### PROBLEM DETAILS
Scan the listing and work out how many lines contain the word "Areli". Nothing but the number should be given.

Collected data entries
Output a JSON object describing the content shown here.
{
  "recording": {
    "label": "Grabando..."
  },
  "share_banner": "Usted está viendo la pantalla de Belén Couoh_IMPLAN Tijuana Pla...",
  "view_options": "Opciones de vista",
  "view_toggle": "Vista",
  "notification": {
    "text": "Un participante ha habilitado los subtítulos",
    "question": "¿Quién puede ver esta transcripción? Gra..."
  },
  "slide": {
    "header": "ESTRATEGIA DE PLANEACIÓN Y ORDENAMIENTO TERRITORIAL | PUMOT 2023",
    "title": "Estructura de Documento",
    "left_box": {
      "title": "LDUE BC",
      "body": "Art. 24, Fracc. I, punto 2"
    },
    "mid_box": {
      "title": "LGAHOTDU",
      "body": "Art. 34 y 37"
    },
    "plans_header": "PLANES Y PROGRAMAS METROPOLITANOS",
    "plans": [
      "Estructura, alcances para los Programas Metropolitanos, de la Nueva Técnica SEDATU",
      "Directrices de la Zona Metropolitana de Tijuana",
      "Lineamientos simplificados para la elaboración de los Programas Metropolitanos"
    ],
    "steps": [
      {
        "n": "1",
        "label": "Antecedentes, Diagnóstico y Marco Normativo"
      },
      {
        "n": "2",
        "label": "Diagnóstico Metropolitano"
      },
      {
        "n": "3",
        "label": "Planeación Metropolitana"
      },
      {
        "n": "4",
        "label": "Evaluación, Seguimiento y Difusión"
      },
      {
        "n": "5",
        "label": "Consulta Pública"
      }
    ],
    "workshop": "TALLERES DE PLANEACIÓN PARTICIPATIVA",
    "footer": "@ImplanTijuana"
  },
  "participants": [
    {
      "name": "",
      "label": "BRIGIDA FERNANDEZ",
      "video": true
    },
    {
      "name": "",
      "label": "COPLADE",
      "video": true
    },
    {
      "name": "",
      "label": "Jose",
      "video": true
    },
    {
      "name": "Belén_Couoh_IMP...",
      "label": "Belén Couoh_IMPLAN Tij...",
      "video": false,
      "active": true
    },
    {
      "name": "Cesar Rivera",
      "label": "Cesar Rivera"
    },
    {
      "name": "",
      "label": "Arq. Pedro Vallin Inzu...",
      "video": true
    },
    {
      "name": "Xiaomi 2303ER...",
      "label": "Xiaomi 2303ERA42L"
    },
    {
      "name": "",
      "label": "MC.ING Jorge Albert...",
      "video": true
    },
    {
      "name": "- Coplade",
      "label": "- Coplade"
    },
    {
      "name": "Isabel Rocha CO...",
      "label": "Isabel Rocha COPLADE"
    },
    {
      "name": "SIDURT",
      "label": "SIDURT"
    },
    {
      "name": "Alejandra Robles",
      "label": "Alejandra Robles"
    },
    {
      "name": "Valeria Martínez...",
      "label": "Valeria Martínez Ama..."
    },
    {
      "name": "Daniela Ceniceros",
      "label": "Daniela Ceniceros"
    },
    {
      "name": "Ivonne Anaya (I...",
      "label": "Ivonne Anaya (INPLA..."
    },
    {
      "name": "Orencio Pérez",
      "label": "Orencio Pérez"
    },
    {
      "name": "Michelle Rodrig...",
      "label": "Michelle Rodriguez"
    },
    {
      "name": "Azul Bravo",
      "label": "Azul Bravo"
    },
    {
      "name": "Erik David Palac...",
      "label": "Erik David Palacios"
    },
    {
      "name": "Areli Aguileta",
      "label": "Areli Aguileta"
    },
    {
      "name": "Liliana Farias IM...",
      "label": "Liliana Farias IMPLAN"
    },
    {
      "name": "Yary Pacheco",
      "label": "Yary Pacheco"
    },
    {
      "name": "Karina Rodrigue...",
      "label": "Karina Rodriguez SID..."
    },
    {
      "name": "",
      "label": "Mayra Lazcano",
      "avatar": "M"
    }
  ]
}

### ANSWER TO THIS PROBLEM
2